■ WHAT YOU ARE ASKED TO DO:
Select, from the data, each line where "Pole" occurs.

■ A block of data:
########################################
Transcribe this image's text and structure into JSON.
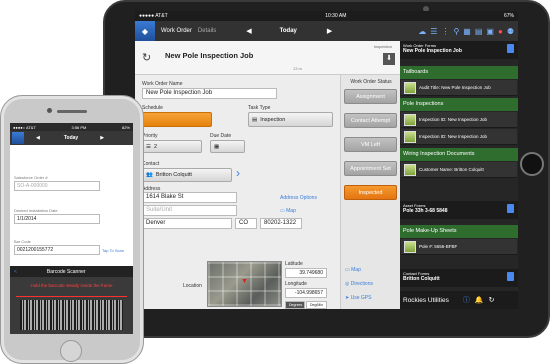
{
  "ipad": {
    "status": {
      "carrier": "●●●●● AT&T",
      "time": "10:30 AM",
      "battery": "67%"
    },
    "nav": {
      "crumb": "Work Order",
      "crumb_sub": "Details",
      "prev": "◀",
      "today": "Today",
      "next": "▶"
    },
    "header": {
      "title": "New Pole Inspection Job",
      "inspection_label": "Inspection",
      "time_note": "13 m"
    },
    "form": {
      "wo_name_label": "Work Order Name",
      "wo_name_value": "New Pole Inspection Job",
      "schedule_label": "Schedule",
      "task_type_label": "Task Type",
      "task_type_value": "Inspection",
      "priority_label": "Priority",
      "priority_value": "2",
      "due_date_label": "Due Date",
      "contact_label": "Contact",
      "contact_value": "Britton Colquitt",
      "address_label": "Address",
      "street": "1614 Blake St",
      "address_options": "Address Options",
      "suite_placeholder": "Suite/Unit",
      "map_link": "Map",
      "city": "Denver",
      "state": "CO",
      "zip": "80202-1322",
      "location_label": "Location",
      "latitude_label": "Latitude",
      "latitude": "39.749680",
      "longitude_label": "Longitude",
      "longitude": "-104.998657",
      "degrees": "Degrees",
      "degmin": "Deg/Min",
      "map_btn": "Map",
      "directions_btn": "Directions",
      "gps_btn": "Use GPS"
    },
    "status_col": {
      "title": "Work Order Status",
      "buttons": [
        "Assignment",
        "Contact Attempt",
        "VM Left",
        "Appointment Set",
        "Inspected"
      ]
    },
    "right": {
      "top_label": "Work Order Forms",
      "top_title": "New Pole Inspection Job",
      "sections": [
        {
          "title": "Tailboards",
          "items": [
            "Audit Title: New Pole Inspection Job"
          ]
        },
        {
          "title": "Pole Inspections",
          "items": [
            "Inspection ID: New Inspection Job",
            "Inspection ID: New Inspection Job"
          ]
        },
        {
          "title": "Wiring Inspection Documents",
          "items": [
            "Customer Name: Britton Colquitt"
          ]
        }
      ],
      "asset_label": "Asset Forms",
      "asset_title": "Pole 33h 3-68 5848",
      "makeup_title": "Pole Make-Up Sheets",
      "makeup_item": "Pole #: 5656-BFBF",
      "contact_forms_label": "Contact Forms",
      "contact_forms_title": "Britton Colquitt",
      "footer": "Rockies Utilities"
    }
  },
  "iphone": {
    "status": {
      "carrier": "●●●●○ AT&T",
      "time": "3:56 PM",
      "battery": "82%"
    },
    "nav": {
      "today": "Today"
    },
    "fields": [
      {
        "label": "Salesforce Order #",
        "value": "SO-A-000000"
      },
      {
        "label": "Desired Installation Date",
        "value": "1/1/2014"
      },
      {
        "label": "Bar Code",
        "value": "0021200155772"
      }
    ],
    "tap_to_scan": "Tap To Scan",
    "scanner_title": "Barcode Scanner",
    "scanner_back": "<",
    "scanner_msg": "Hold the barcode steady inside the frame"
  }
}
########################################
■ REPLY TO THE TASK:
      "title": "New Pole Inspection Job",
      "wo_name_value": "New Pole Inspection Job",
      "top_title": "New Pole Inspection Job",
            "Audit Title: New Pole Inspection Job"
          "title": "Pole Inspections",
      "asset_title": "Pole 33h 3-68 5848",
      "makeup_title": "Pole Make-Up Sheets",
      "makeup_item": "Pole #: 5656-BFBF",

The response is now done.